Spatial layout entries
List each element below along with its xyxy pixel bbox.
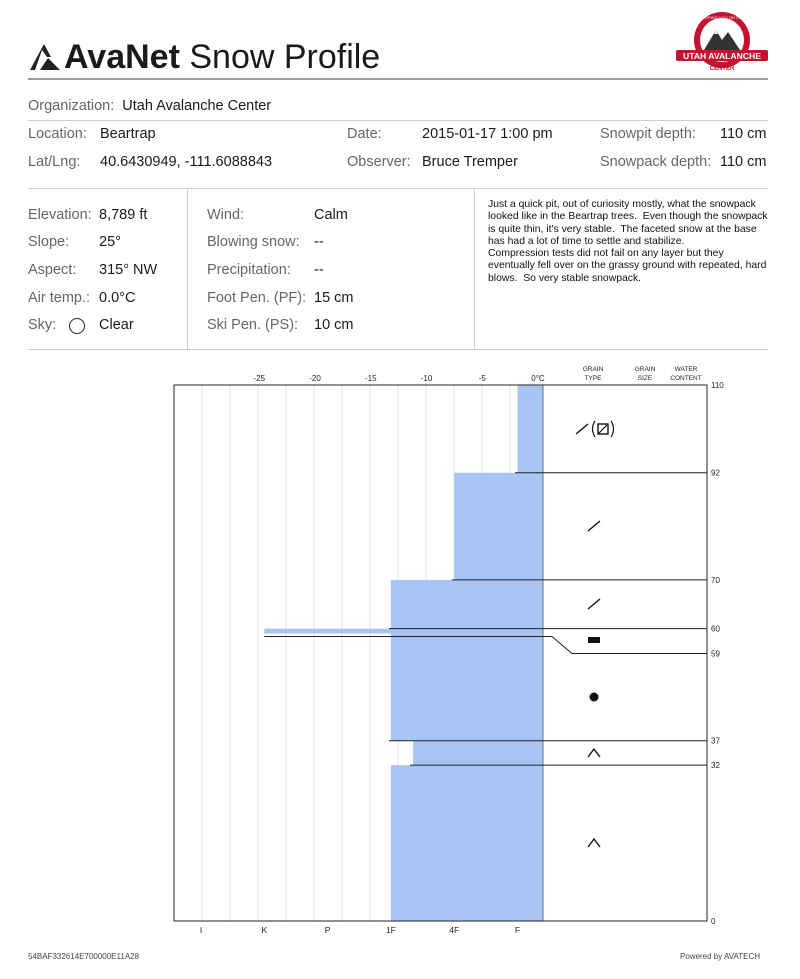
hardness-tick-label: P (324, 925, 331, 935)
rg-grain-icon (590, 693, 599, 702)
elevation-label: Elevation: (28, 207, 92, 223)
uac-logo-arc: KEEPING YOU ON TOP (700, 15, 744, 20)
snowpit-depth-label: Snowpit depth: (600, 126, 696, 142)
date-label: Date: (347, 126, 382, 142)
page-title (64, 38, 380, 77)
header-divider (28, 78, 768, 80)
temp-tick-label: -25 (253, 374, 266, 383)
aspect-label: Aspect: (28, 262, 77, 278)
foot-pen-label: Foot Pen. (PF): (207, 290, 307, 306)
height-label: 110 (711, 381, 724, 390)
hardness-tick-label: 1F (385, 925, 396, 935)
hardness-bar (413, 741, 543, 765)
height-label: 60 (711, 624, 720, 634)
powered-by: Powered by AVATECH (680, 952, 761, 961)
snow-profile-chart (0, 355, 800, 945)
snowpit-depth-value: 110 cm (720, 126, 767, 142)
organization-label: Organization: (28, 98, 115, 114)
observer-label: Observer: (347, 154, 411, 170)
temp-tick-label: -15 (364, 374, 377, 383)
hardness-tick-label: K (261, 925, 268, 935)
height-label: 59 (711, 649, 720, 659)
divider (28, 349, 768, 350)
temp-tick-label: -5 (478, 374, 486, 383)
df-grain-icon (588, 521, 600, 531)
hardness-bar (518, 385, 544, 473)
column-header: SIZE (637, 375, 653, 382)
observer-value: Bruce Tremper (422, 154, 518, 170)
fc-grain-icon (599, 425, 607, 433)
aspect-value: 315° NW (99, 262, 158, 278)
brand-name: AvaNet (64, 38, 180, 76)
height-label: 92 (711, 468, 720, 478)
wind-value: Calm (314, 207, 348, 223)
organization-value: Utah Avalanche Center (122, 98, 272, 114)
df-grain-icon (576, 424, 588, 434)
sky-value: Clear (99, 317, 134, 333)
precipitation-label: Precipitation: (207, 262, 291, 278)
slope-value: 25° (99, 234, 121, 250)
height-label: 70 (711, 575, 720, 585)
snowpack-depth-label: Snowpack depth: (600, 154, 712, 170)
column-header: GRAIN (582, 366, 604, 373)
location-label: Location: (28, 126, 87, 142)
avanet-logo-icon (30, 44, 60, 70)
blowing-snow-label: Blowing snow: (207, 234, 300, 250)
height-label: 32 (711, 761, 720, 771)
temp-tick-label: -20 (309, 374, 321, 383)
column-header: TYPE (584, 375, 602, 382)
hardness-bars (264, 385, 543, 921)
sky-label: Sky: (28, 317, 57, 333)
latlng-value: 40.6430949, -111.6088843 (100, 154, 273, 170)
date-value: 2015-01-17 1:00 pm (422, 126, 553, 142)
column-divider (187, 189, 188, 349)
grain-symbols (576, 421, 614, 847)
height-label: 0 (711, 917, 716, 926)
snowpack-depth-value: 110 cm (720, 154, 767, 170)
divider (28, 188, 768, 189)
airtemp-value: 0.0°C (99, 290, 136, 306)
notes-text: Just a quick pit, out of curiosity mostly, what the snowpack looked like in the Beartrap trees. Even though the snowpack is quite thin, it's very stable. The faceted snow at the base has had a lot of time to settle and stabilize. Compression tests did not fail on any layer but they eventually fell over on the grassy ground with repeated, hard blows. So very stable snowpack. (488, 199, 768, 284)
ski-pen-value: 10 cm (314, 317, 354, 333)
uac-logo-name: UTAH AVALANCHE (683, 51, 761, 61)
hardness-tick-label: I (199, 925, 203, 935)
df-grain-icon (588, 599, 600, 609)
height-label: 37 (711, 736, 720, 746)
column-header: WATER (674, 366, 698, 373)
elevation-value: 8,789 ft (99, 207, 148, 223)
precipitation-value: -- (314, 262, 324, 278)
dh-grain-icon (588, 749, 600, 757)
hardness-bar (264, 629, 543, 634)
hardness-bar (391, 765, 543, 921)
latlng-label: Lat/Lng: (28, 154, 81, 170)
slope-label: Slope: (28, 234, 70, 250)
hardness-tick-label: F (514, 925, 521, 935)
brand-subtitle: Snow Profile (179, 38, 381, 76)
paren-icon (611, 421, 614, 437)
location-value: Beartrap (100, 126, 156, 142)
column-header: GRAIN (634, 366, 656, 373)
divider (28, 120, 768, 121)
sky-clear-icon (69, 318, 85, 334)
dh-grain-icon (588, 839, 600, 847)
ski-pen-label: Ski Pen. (PS): (207, 317, 299, 333)
organization-row (28, 98, 271, 114)
foot-pen-value: 15 cm (314, 290, 354, 306)
hardness-bar (454, 473, 543, 580)
hardness-bar (391, 580, 543, 629)
uac-logo (674, 10, 770, 74)
blowing-snow-value: -- (314, 234, 324, 250)
hardness-tick-label: 4F (449, 925, 460, 935)
temp-tick-label: 0°C (531, 374, 545, 383)
column-divider (474, 189, 475, 349)
temp-tick-label: -10 (420, 374, 433, 383)
column-header: CONTENT (670, 375, 702, 382)
paren-icon (593, 421, 596, 437)
uac-logo-sub: CENTER (709, 66, 735, 72)
mfcr-grain-icon (588, 637, 600, 643)
wind-label: Wind: (207, 207, 245, 223)
hardness-bar (391, 634, 543, 741)
airtemp-label: Air temp.: (28, 290, 91, 306)
profile-id: 54BAF332614E700000E11A28 (28, 952, 140, 961)
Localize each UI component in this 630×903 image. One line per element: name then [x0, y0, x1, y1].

> Directions for this task:
Replace "hardness-tick-label" with "hardness-axis-label" in the lines from the line with "hardness-tick-label: P (324, 925, 331, 935)" to the line with "snow-profile-chart (0, 355, 800, 945)", and give back only those lines with nothing else changed.

> Answer for the task:
hardness-axis-label: P (324, 925, 331, 935)
rg-grain-icon (590, 693, 599, 702)
elevation-label: Elevation: (28, 207, 92, 223)
uac-logo-arc: KEEPING YOU ON TOP (700, 15, 744, 20)
snowpit-depth-label: Snowpit depth: (600, 126, 696, 142)
date-label: Date: (347, 126, 382, 142)
page-title (64, 38, 380, 77)
header-divider (28, 78, 768, 80)
temp-tick-label: -25 (253, 374, 266, 383)
aspect-label: Aspect: (28, 262, 77, 278)
foot-pen-label: Foot Pen. (PF): (207, 290, 307, 306)
height-label: 110 (711, 381, 724, 390)
hardness-axis-label: 1F (385, 925, 396, 935)
hardness-bar (413, 741, 543, 765)
height-label: 60 (711, 624, 720, 634)
powered-by: Powered by AVATECH (680, 952, 761, 961)
snow-profile-chart (0, 355, 800, 945)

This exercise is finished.